◆ **WHAT YOU HAVE TO DO**
All of the data should be repeated exactly; pictures are not part of the copy.

******

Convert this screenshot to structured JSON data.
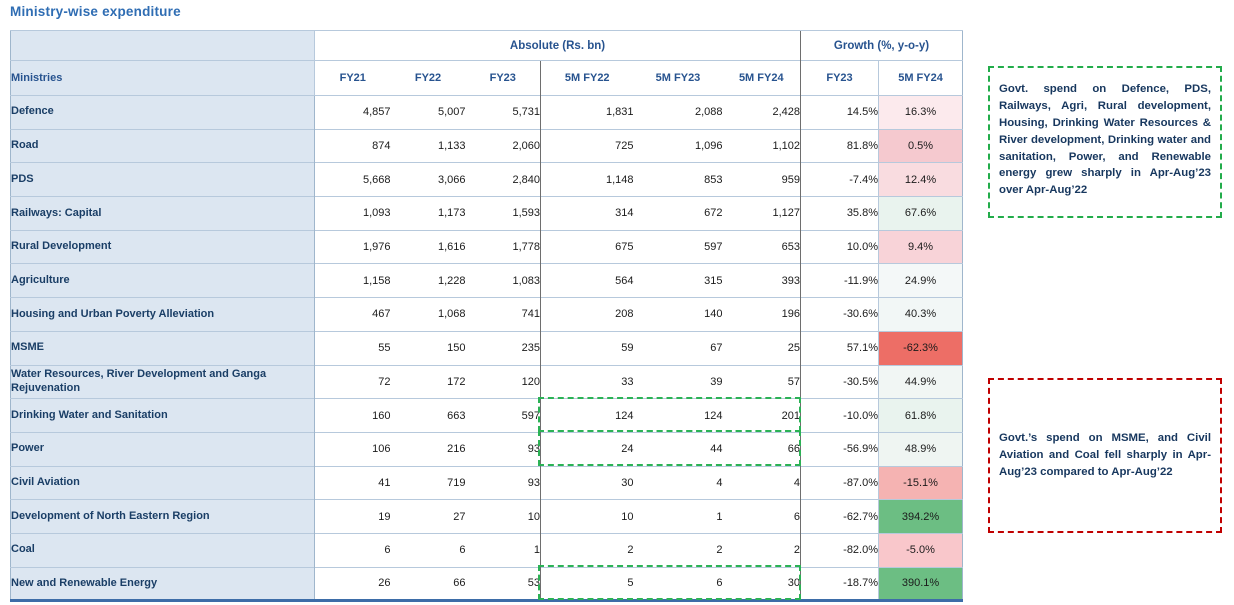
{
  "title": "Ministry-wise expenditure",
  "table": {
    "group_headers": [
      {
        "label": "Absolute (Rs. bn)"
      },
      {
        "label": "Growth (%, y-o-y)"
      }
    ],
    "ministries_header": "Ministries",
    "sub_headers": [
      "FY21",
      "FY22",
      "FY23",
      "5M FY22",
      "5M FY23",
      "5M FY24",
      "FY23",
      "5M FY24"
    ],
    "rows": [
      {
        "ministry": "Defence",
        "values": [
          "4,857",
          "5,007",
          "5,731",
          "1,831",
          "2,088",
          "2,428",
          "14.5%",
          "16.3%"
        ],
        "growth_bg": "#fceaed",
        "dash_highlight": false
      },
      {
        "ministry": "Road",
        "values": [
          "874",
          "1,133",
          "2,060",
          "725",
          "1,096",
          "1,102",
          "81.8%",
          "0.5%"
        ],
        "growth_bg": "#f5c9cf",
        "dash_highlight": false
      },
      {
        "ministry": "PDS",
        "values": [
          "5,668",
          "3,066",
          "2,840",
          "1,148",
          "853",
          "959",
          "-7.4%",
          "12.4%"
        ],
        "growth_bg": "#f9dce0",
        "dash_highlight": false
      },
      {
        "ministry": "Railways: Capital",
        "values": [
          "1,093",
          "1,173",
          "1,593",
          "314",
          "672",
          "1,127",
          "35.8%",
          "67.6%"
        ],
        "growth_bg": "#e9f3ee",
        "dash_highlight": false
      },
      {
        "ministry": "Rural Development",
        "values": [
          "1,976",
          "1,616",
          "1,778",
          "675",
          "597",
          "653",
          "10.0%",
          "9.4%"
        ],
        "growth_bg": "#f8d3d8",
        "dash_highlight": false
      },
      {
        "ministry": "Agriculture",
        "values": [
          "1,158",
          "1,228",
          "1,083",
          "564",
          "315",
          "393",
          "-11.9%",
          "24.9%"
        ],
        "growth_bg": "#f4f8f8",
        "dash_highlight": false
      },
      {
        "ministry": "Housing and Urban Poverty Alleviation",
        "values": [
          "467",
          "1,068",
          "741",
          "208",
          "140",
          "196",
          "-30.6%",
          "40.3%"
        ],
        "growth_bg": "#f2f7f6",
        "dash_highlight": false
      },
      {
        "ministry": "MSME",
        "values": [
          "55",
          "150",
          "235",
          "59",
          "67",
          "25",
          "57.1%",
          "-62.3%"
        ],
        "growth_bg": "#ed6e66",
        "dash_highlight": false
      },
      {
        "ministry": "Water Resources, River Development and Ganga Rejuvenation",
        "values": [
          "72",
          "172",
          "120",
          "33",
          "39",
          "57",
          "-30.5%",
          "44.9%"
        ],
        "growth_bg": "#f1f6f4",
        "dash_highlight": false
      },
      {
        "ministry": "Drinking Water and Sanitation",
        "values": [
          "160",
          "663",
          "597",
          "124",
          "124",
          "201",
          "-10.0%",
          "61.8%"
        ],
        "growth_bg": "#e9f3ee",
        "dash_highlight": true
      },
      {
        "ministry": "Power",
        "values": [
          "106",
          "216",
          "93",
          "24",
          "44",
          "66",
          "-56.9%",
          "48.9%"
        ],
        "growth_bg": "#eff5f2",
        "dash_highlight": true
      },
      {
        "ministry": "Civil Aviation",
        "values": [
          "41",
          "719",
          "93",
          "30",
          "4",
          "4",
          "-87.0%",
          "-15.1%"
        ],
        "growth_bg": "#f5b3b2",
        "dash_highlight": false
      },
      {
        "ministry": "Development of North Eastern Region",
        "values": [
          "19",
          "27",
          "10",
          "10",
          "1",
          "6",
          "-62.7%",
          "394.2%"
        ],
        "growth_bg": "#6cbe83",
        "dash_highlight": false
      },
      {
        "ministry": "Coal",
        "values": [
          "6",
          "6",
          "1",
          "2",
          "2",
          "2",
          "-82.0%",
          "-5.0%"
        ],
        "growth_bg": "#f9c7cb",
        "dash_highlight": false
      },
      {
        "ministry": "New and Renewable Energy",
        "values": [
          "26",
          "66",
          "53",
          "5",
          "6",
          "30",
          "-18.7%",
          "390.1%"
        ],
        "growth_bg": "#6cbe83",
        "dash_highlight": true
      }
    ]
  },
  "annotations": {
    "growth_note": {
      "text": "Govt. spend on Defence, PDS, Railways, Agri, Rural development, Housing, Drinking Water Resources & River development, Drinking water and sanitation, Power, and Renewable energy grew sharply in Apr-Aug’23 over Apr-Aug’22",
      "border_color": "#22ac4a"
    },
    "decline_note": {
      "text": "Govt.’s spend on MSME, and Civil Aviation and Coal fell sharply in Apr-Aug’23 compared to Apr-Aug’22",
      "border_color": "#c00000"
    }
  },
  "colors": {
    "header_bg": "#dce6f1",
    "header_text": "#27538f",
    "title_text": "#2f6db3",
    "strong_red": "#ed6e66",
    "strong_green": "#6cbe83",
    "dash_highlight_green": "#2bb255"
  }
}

******

◆ **COMPLETED TASK**
Convert this screenshot to structured JSON data.
{
  "title": "Ministry-wise expenditure",
  "table": {
    "group_headers": [
      {
        "label": "Absolute (Rs. bn)"
      },
      {
        "label": "Growth (%, y-o-y)"
      }
    ],
    "ministries_header": "Ministries",
    "sub_headers": [
      "FY21",
      "FY22",
      "FY23",
      "5M FY22",
      "5M FY23",
      "5M FY24",
      "FY23",
      "5M FY24"
    ],
    "rows": [
      {
        "ministry": "Defence",
        "values": [
          "4,857",
          "5,007",
          "5,731",
          "1,831",
          "2,088",
          "2,428",
          "14.5%",
          "16.3%"
        ],
        "growth_bg": "#fceaed",
        "dash_highlight": false
      },
      {
        "ministry": "Road",
        "values": [
          "874",
          "1,133",
          "2,060",
          "725",
          "1,096",
          "1,102",
          "81.8%",
          "0.5%"
        ],
        "growth_bg": "#f5c9cf",
        "dash_highlight": false
      },
      {
        "ministry": "PDS",
        "values": [
          "5,668",
          "3,066",
          "2,840",
          "1,148",
          "853",
          "959",
          "-7.4%",
          "12.4%"
        ],
        "growth_bg": "#f9dce0",
        "dash_highlight": false
      },
      {
        "ministry": "Railways: Capital",
        "values": [
          "1,093",
          "1,173",
          "1,593",
          "314",
          "672",
          "1,127",
          "35.8%",
          "67.6%"
        ],
        "growth_bg": "#e9f3ee",
        "dash_highlight": false
      },
      {
        "ministry": "Rural Development",
        "values": [
          "1,976",
          "1,616",
          "1,778",
          "675",
          "597",
          "653",
          "10.0%",
          "9.4%"
        ],
        "growth_bg": "#f8d3d8",
        "dash_highlight": false
      },
      {
        "ministry": "Agriculture",
        "values": [
          "1,158",
          "1,228",
          "1,083",
          "564",
          "315",
          "393",
          "-11.9%",
          "24.9%"
        ],
        "growth_bg": "#f4f8f8",
        "dash_highlight": false
      },
      {
        "ministry": "Housing and Urban Poverty Alleviation",
        "values": [
          "467",
          "1,068",
          "741",
          "208",
          "140",
          "196",
          "-30.6%",
          "40.3%"
        ],
        "growth_bg": "#f2f7f6",
        "dash_highlight": false
      },
      {
        "ministry": "MSME",
        "values": [
          "55",
          "150",
          "235",
          "59",
          "67",
          "25",
          "57.1%",
          "-62.3%"
        ],
        "growth_bg": "#ed6e66",
        "dash_highlight": false
      },
      {
        "ministry": "Water Resources, River Development and Ganga Rejuvenation",
        "values": [
          "72",
          "172",
          "120",
          "33",
          "39",
          "57",
          "-30.5%",
          "44.9%"
        ],
        "growth_bg": "#f1f6f4",
        "dash_highlight": false
      },
      {
        "ministry": "Drinking Water and Sanitation",
        "values": [
          "160",
          "663",
          "597",
          "124",
          "124",
          "201",
          "-10.0%",
          "61.8%"
        ],
        "growth_bg": "#e9f3ee",
        "dash_highlight": true
      },
      {
        "ministry": "Power",
        "values": [
          "106",
          "216",
          "93",
          "24",
          "44",
          "66",
          "-56.9%",
          "48.9%"
        ],
        "growth_bg": "#eff5f2",
        "dash_highlight": true
      },
      {
        "ministry": "Civil Aviation",
        "values": [
          "41",
          "719",
          "93",
          "30",
          "4",
          "4",
          "-87.0%",
          "-15.1%"
        ],
        "growth_bg": "#f5b3b2",
        "dash_highlight": false
      },
      {
        "ministry": "Development of North Eastern Region",
        "values": [
          "19",
          "27",
          "10",
          "10",
          "1",
          "6",
          "-62.7%",
          "394.2%"
        ],
        "growth_bg": "#6cbe83",
        "dash_highlight": false
      },
      {
        "ministry": "Coal",
        "values": [
          "6",
          "6",
          "1",
          "2",
          "2",
          "2",
          "-82.0%",
          "-5.0%"
        ],
        "growth_bg": "#f9c7cb",
        "dash_highlight": false
      },
      {
        "ministry": "New and Renewable Energy",
        "values": [
          "26",
          "66",
          "53",
          "5",
          "6",
          "30",
          "-18.7%",
          "390.1%"
        ],
        "growth_bg": "#6cbe83",
        "dash_highlight": true
      }
    ]
  },
  "annotations": {
    "growth_note": {
      "text": "Govt. spend on Defence, PDS, Railways, Agri, Rural development, Housing, Drinking Water Resources & River development, Drinking water and sanitation, Power, and Renewable energy grew sharply in Apr-Aug’23 over Apr-Aug’22",
      "border_color": "#22ac4a"
    },
    "decline_note": {
      "text": "Govt.’s spend on MSME, and Civil Aviation and Coal fell sharply in Apr-Aug’23 compared to Apr-Aug’22",
      "border_color": "#c00000"
    }
  },
  "colors": {
    "header_bg": "#dce6f1",
    "header_text": "#27538f",
    "title_text": "#2f6db3",
    "strong_red": "#ed6e66",
    "strong_green": "#6cbe83",
    "dash_highlight_green": "#2bb255"
  }
}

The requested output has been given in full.